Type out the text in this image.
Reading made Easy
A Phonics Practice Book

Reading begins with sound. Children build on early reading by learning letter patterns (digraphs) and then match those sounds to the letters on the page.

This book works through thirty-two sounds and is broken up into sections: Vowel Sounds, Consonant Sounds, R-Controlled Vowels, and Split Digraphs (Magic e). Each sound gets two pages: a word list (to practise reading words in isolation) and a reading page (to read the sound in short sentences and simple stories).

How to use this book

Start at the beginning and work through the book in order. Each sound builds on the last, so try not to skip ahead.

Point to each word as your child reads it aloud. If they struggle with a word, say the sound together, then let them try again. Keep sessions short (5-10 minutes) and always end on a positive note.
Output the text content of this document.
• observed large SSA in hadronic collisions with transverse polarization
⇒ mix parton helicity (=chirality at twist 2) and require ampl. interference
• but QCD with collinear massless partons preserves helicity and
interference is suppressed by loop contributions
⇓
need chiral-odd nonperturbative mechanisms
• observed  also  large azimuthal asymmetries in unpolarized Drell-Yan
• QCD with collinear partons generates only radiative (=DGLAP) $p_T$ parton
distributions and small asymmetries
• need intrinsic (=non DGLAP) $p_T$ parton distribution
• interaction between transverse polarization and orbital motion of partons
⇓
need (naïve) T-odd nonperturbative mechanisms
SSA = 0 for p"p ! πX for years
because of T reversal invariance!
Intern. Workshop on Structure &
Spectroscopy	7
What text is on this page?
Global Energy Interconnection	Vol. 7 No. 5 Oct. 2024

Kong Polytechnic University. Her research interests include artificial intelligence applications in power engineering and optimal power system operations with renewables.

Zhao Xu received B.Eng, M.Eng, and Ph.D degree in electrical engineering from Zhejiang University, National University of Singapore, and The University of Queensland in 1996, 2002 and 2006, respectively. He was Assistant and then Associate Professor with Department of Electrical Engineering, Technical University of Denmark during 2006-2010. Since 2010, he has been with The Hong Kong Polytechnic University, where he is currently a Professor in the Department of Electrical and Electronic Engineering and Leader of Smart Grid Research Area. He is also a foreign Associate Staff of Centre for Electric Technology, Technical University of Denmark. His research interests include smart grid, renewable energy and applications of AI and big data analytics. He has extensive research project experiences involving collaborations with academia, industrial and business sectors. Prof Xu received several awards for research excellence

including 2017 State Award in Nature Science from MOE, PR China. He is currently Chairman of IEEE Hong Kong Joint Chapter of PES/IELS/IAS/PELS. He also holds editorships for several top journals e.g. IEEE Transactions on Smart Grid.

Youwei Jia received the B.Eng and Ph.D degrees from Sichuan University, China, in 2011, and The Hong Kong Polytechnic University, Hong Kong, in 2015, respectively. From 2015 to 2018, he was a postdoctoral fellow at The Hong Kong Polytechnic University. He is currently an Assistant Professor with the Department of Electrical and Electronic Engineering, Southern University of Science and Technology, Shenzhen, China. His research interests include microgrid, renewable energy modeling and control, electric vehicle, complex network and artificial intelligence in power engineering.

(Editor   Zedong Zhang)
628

========================================================================

- [Short task]: Review the preceding data and report every line that includes the string "polarization".

- [Task result]:
• observed large SSA in hadronic collisions with transverse polarization
• interaction between transverse polarization and orbital motion of partons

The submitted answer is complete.